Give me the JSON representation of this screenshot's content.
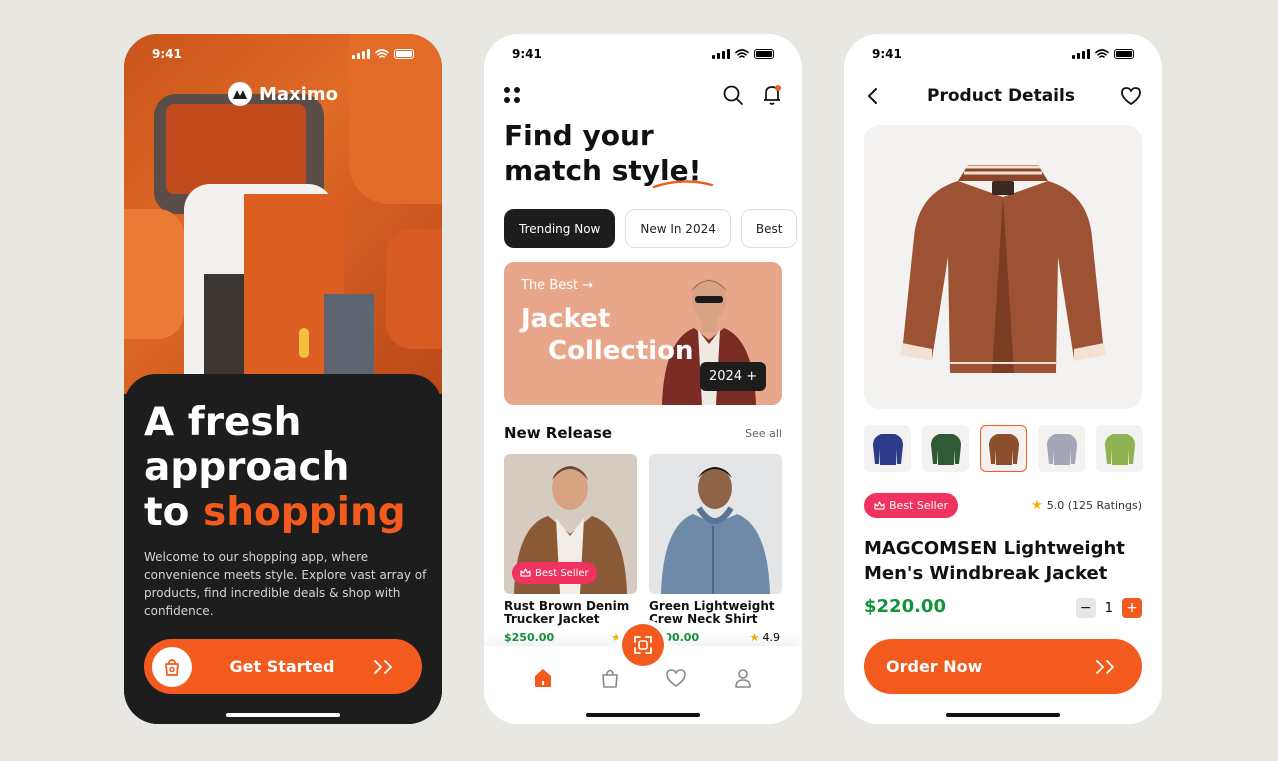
{
  "colors": {
    "accent": "#f25a1e",
    "dark": "#1d1d1d",
    "price": "#14923c",
    "badge": "#f0325e",
    "star": "#f4b400"
  },
  "status": {
    "time": "9:41"
  },
  "onboarding": {
    "brand": "Maximo",
    "headline_line1": "A fresh",
    "headline_line2": "approach",
    "headline_line3a": "to ",
    "headline_line3b": "shopping",
    "welcome": "Welcome to our shopping app, where convenience meets style. Explore vast array of products, find incredible deals & shop with confidence.",
    "cta": "Get Started",
    "cta_icon": "shopping-bag-icon"
  },
  "home": {
    "title_line1": "Find your",
    "title_line2": "match style!",
    "chips": [
      "Trending Now",
      "New In 2024",
      "Best"
    ],
    "banner": {
      "small": "The Best →",
      "line1": "Jacket",
      "line2": "Collection",
      "badge": "2024 +"
    },
    "section_title": "New Release",
    "see_all": "See all",
    "products": [
      {
        "name_line1": "Rust Brown Denim",
        "name_line2": "Trucker Jacket",
        "price": "$250.00",
        "rating": "5",
        "badge": "Best Seller"
      },
      {
        "name_line1": "Green Lightweight",
        "name_line2": "Crew Neck Shirt",
        "price": "$200.00",
        "rating": "4.9"
      }
    ],
    "tabs": [
      "home-icon",
      "bag-icon",
      "heart-icon",
      "profile-icon"
    ]
  },
  "details": {
    "title": "Product Details",
    "thumb_colors": [
      "#2d3d8c",
      "#2f5a34",
      "#8c4f2e",
      "#a3a7b6",
      "#8fb352"
    ],
    "selected_thumb": 2,
    "badge": "Best Seller",
    "rating": "5.0 (125 Ratings)",
    "name_line1": "MAGCOMSEN Lightweight",
    "name_line2": "Men's Windbreak Jacket",
    "price": "$220.00",
    "qty": "1",
    "qty_minus": "−",
    "qty_plus": "+",
    "cta": "Order Now"
  }
}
******************************
Written instruction » Reproduce each line exactly, please, except for any pictures.

Completed task »
Give me the JSON representation of this screenshot's content.
{
  "colors": {
    "accent": "#f25a1e",
    "dark": "#1d1d1d",
    "price": "#14923c",
    "badge": "#f0325e",
    "star": "#f4b400"
  },
  "status": {
    "time": "9:41"
  },
  "onboarding": {
    "brand": "Maximo",
    "headline_line1": "A fresh",
    "headline_line2": "approach",
    "headline_line3a": "to ",
    "headline_line3b": "shopping",
    "welcome": "Welcome to our shopping app, where convenience meets style. Explore vast array of products, find incredible deals & shop with confidence.",
    "cta": "Get Started",
    "cta_icon": "shopping-bag-icon"
  },
  "home": {
    "title_line1": "Find your",
    "title_line2": "match style!",
    "chips": [
      "Trending Now",
      "New In 2024",
      "Best"
    ],
    "banner": {
      "small": "The Best →",
      "line1": "Jacket",
      "line2": "Collection",
      "badge": "2024 +"
    },
    "section_title": "New Release",
    "see_all": "See all",
    "products": [
      {
        "name_line1": "Rust Brown Denim",
        "name_line2": "Trucker Jacket",
        "price": "$250.00",
        "rating": "5",
        "badge": "Best Seller"
      },
      {
        "name_line1": "Green Lightweight",
        "name_line2": "Crew Neck Shirt",
        "price": "$200.00",
        "rating": "4.9"
      }
    ],
    "tabs": [
      "home-icon",
      "bag-icon",
      "heart-icon",
      "profile-icon"
    ]
  },
  "details": {
    "title": "Product Details",
    "thumb_colors": [
      "#2d3d8c",
      "#2f5a34",
      "#8c4f2e",
      "#a3a7b6",
      "#8fb352"
    ],
    "selected_thumb": 2,
    "badge": "Best Seller",
    "rating": "5.0 (125 Ratings)",
    "name_line1": "MAGCOMSEN Lightweight",
    "name_line2": "Men's Windbreak Jacket",
    "price": "$220.00",
    "qty": "1",
    "qty_minus": "−",
    "qty_plus": "+",
    "cta": "Order Now"
  }
}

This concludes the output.